→ Aim of the exercise
Go through the listing and set it down exactly, leaving out its pictures.

→ Materials provided
##########
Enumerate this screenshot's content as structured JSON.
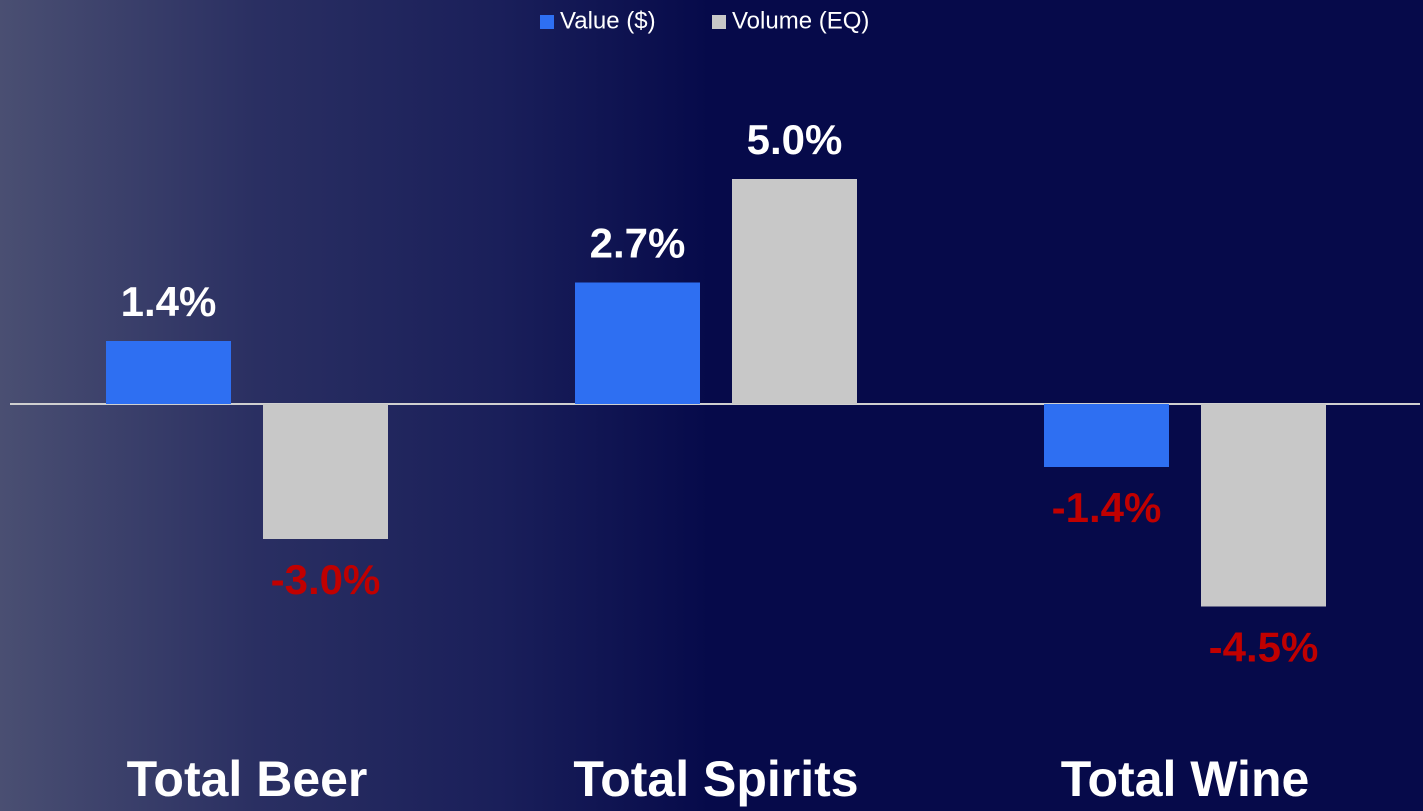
{
  "chart_data": {
    "type": "bar",
    "categories": [
      "Total Beer",
      "Total Spirits",
      "Total Wine"
    ],
    "series": [
      {
        "name": "Value ($)",
        "color": "#2e6ff2",
        "values": [
          1.4,
          2.7,
          -1.4
        ],
        "value_labels": [
          "1.4%",
          "2.7%",
          "-1.4%"
        ]
      },
      {
        "name": "Volume (EQ)",
        "color": "#c8c8c8",
        "values": [
          -3.0,
          5.0,
          -4.5
        ],
        "value_labels": [
          "-3.0%",
          "5.0%",
          "-4.5%"
        ]
      }
    ],
    "legend": "top"
  }
}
##########
→ Result for this task
Enumerate this screenshot's content as structured JSON.
{
  "chart_data": {
    "type": "bar",
    "categories": [
      "Total Beer",
      "Total Spirits",
      "Total Wine"
    ],
    "series": [
      {
        "name": "Value ($)",
        "color": "#2e6ff2",
        "values": [
          1.4,
          2.7,
          -1.4
        ],
        "value_labels": [
          "1.4%",
          "2.7%",
          "-1.4%"
        ]
      },
      {
        "name": "Volume (EQ)",
        "color": "#c8c8c8",
        "values": [
          -3.0,
          5.0,
          -4.5
        ],
        "value_labels": [
          "-3.0%",
          "5.0%",
          "-4.5%"
        ]
      }
    ],
    "legend": "top"
  }
}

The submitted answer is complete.